-------- RECORD SET --------

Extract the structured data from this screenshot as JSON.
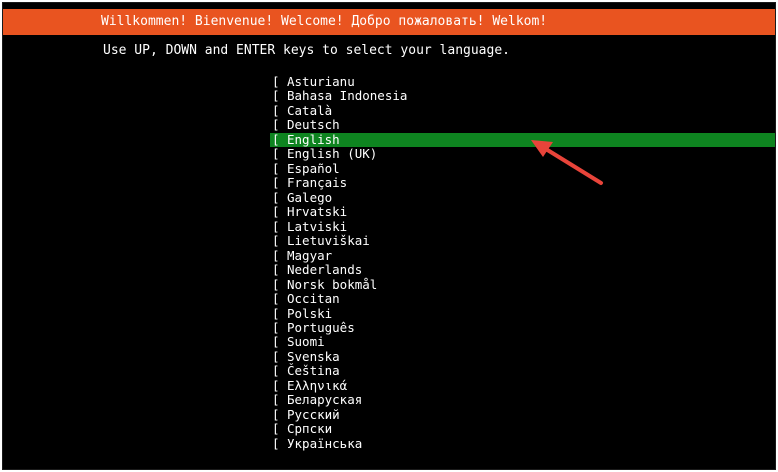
{
  "header": {
    "title": "Willkommen! Bienvenue! Welcome! Добро пожаловать! Welkom!"
  },
  "instruction": "Use UP, DOWN and ENTER keys to select your language.",
  "colors": {
    "header_bg": "#e95420",
    "selected_bg": "#0e8420",
    "arrow": "#e8443a"
  },
  "languages": {
    "bracket": "[",
    "selected_index": 4,
    "items": [
      "Asturianu",
      "Bahasa Indonesia",
      "Català",
      "Deutsch",
      "English",
      "English (UK)",
      "Español",
      "Français",
      "Galego",
      "Hrvatski",
      "Latviski",
      "Lietuviškai",
      "Magyar",
      "Nederlands",
      "Norsk bokmål",
      "Occitan",
      "Polski",
      "Português",
      "Suomi",
      "Svenska",
      "Čeština",
      "Ελληνικά",
      "Беларуская",
      "Русский",
      "Српски",
      "Українська"
    ]
  },
  "annotation": {
    "icon": "arrow-icon"
  }
}
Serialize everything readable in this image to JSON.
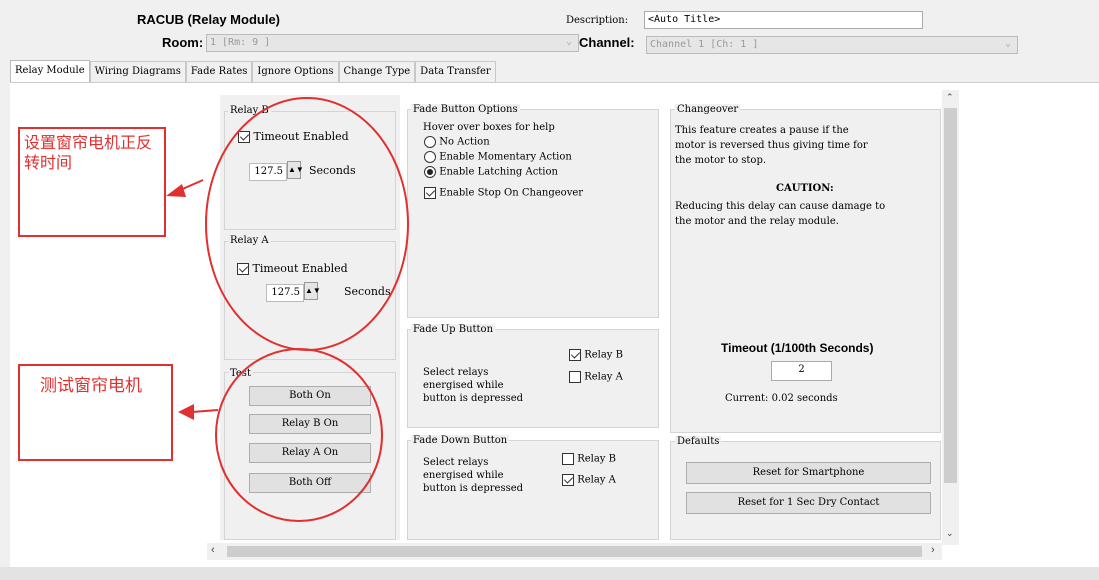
{
  "header": {
    "title": "RACUB (Relay Module)",
    "description_label": "Description:",
    "description_value": "<Auto Title>",
    "room_label": "Room:",
    "room_value": "1 [Rm: 9 ]",
    "channel_label": "Channel:",
    "channel_value": "Channel 1 [Ch: 1 ]"
  },
  "tabs": [
    "Relay Module",
    "Wiring Diagrams",
    "Fade Rates",
    "Ignore Options",
    "Change Type",
    "Data Transfer"
  ],
  "relay_b": {
    "title": "Relay B",
    "timeout_label": "Timeout Enabled",
    "timeout_checked": true,
    "value": "127.5",
    "unit": "Seconds"
  },
  "relay_a": {
    "title": "Relay A",
    "timeout_label": "Timeout Enabled",
    "timeout_checked": true,
    "value": "127.5",
    "unit": "Seconds"
  },
  "test": {
    "title": "Test",
    "buttons": [
      "Both On",
      "Relay B On",
      "Relay A On",
      "Both Off"
    ]
  },
  "fade_button_options": {
    "title": "Fade Button Options",
    "hint": "Hover over boxes for help",
    "options": [
      "No Action",
      "Enable Momentary Action",
      "Enable Latching Action"
    ],
    "selected": "Enable Latching Action",
    "stop_on_changeover": "Enable Stop On Changeover"
  },
  "fade_up": {
    "title": "Fade Up Button",
    "text": [
      "Select relays",
      "energised while",
      "button is depressed"
    ],
    "relay_b": "Relay B",
    "relay_b_checked": true,
    "relay_a": "Relay A",
    "relay_a_checked": false
  },
  "fade_down": {
    "title": "Fade Down Button",
    "text": [
      "Select relays",
      "energised while",
      "button is depressed"
    ],
    "relay_b": "Relay B",
    "relay_b_checked": false,
    "relay_a": "Relay A",
    "relay_a_checked": true
  },
  "changeover": {
    "title": "Changeover",
    "text": [
      "This feature creates a pause if the",
      "motor is reversed thus giving time for",
      "the motor to stop."
    ],
    "caution_title": "CAUTION:",
    "caution_text": [
      "Reducing this delay can cause damage to",
      "the motor and the relay module."
    ],
    "timeout_label": "Timeout (1/100th Seconds)",
    "timeout_value": "2",
    "current": "Current: 0.02 seconds"
  },
  "defaults": {
    "title": "Defaults",
    "smartphone": "Reset for Smartphone",
    "dry_contact": "Reset for 1 Sec Dry Contact"
  },
  "annotations": {
    "relay_note": [
      "设置窗帘电机正反",
      "转时间"
    ],
    "test_note": "测试窗帘电机"
  },
  "colors": {
    "annotation_red": "#e03030"
  }
}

--------

EXERCISE:
In your copy, leave out the pictures and reproduce the material above exactly.

EXERCISE ANSWER:
Extract the structured data from this screenshot as JSON.
{
  "header": {
    "title": "Willkommen! Bienvenue! Welcome! Добро пожаловать! Welkom!"
  },
  "instruction": "Use UP, DOWN and ENTER keys to select your language.",
  "colors": {
    "header_bg": "#e95420",
    "selected_bg": "#0e8420",
    "arrow": "#e8443a"
  },
  "languages": {
    "bracket": "[",
    "selected_index": 4,
    "items": [
      "Asturianu",
      "Bahasa Indonesia",
      "Català",
      "Deutsch",
      "English",
      "English (UK)",
      "Español",
      "Français",
      "Galego",
      "Hrvatski",
      "Latviski",
      "Lietuviškai",
      "Magyar",
      "Nederlands",
      "Norsk bokmål",
      "Occitan",
      "Polski",
      "Português",
      "Suomi",
      "Svenska",
      "Čeština",
      "Ελληνικά",
      "Беларуская",
      "Русский",
      "Српски",
      "Українська"
    ]
  },
  "annotation": {
    "icon": "arrow-icon"
  }
}
Serialize everything readable in this image to JSON.
{
  "header": {
    "title": "RACUB (Relay Module)",
    "description_label": "Description:",
    "description_value": "<Auto Title>",
    "room_label": "Room:",
    "room_value": "1 [Rm: 9 ]",
    "channel_label": "Channel:",
    "channel_value": "Channel 1 [Ch: 1 ]"
  },
  "tabs": [
    "Relay Module",
    "Wiring Diagrams",
    "Fade Rates",
    "Ignore Options",
    "Change Type",
    "Data Transfer"
  ],
  "relay_b": {
    "title": "Relay B",
    "timeout_label": "Timeout Enabled",
    "timeout_checked": true,
    "value": "127.5",
    "unit": "Seconds"
  },
  "relay_a": {
    "title": "Relay A",
    "timeout_label": "Timeout Enabled",
    "timeout_checked": true,
    "value": "127.5",
    "unit": "Seconds"
  },
  "test": {
    "title": "Test",
    "buttons": [
      "Both On",
      "Relay B On",
      "Relay A On",
      "Both Off"
    ]
  },
  "fade_button_options": {
    "title": "Fade Button Options",
    "hint": "Hover over boxes for help",
    "options": [
      "No Action",
      "Enable Momentary Action",
      "Enable Latching Action"
    ],
    "selected": "Enable Latching Action",
    "stop_on_changeover": "Enable Stop On Changeover"
  },
  "fade_up": {
    "title": "Fade Up Button",
    "text": [
      "Select relays",
      "energised while",
      "button is depressed"
    ],
    "relay_b": "Relay B",
    "relay_b_checked": true,
    "relay_a": "Relay A",
    "relay_a_checked": false
  },
  "fade_down": {
    "title": "Fade Down Button",
    "text": [
      "Select relays",
      "energised while",
      "button is depressed"
    ],
    "relay_b": "Relay B",
    "relay_b_checked": false,
    "relay_a": "Relay A",
    "relay_a_checked": true
  },
  "changeover": {
    "title": "Changeover",
    "text": [
      "This feature creates a pause if the",
      "motor is reversed thus giving time for",
      "the motor to stop."
    ],
    "caution_title": "CAUTION:",
    "caution_text": [
      "Reducing this delay can cause damage to",
      "the motor and the relay module."
    ],
    "timeout_label": "Timeout (1/100th Seconds)",
    "timeout_value": "2",
    "current": "Current: 0.02 seconds"
  },
  "defaults": {
    "title": "Defaults",
    "smartphone": "Reset for Smartphone",
    "dry_contact": "Reset for 1 Sec Dry Contact"
  },
  "annotations": {
    "relay_note": [
      "设置窗帘电机正反",
      "转时间"
    ],
    "test_note": "测试窗帘电机"
  },
  "colors": {
    "annotation_red": "#e03030"
  }
}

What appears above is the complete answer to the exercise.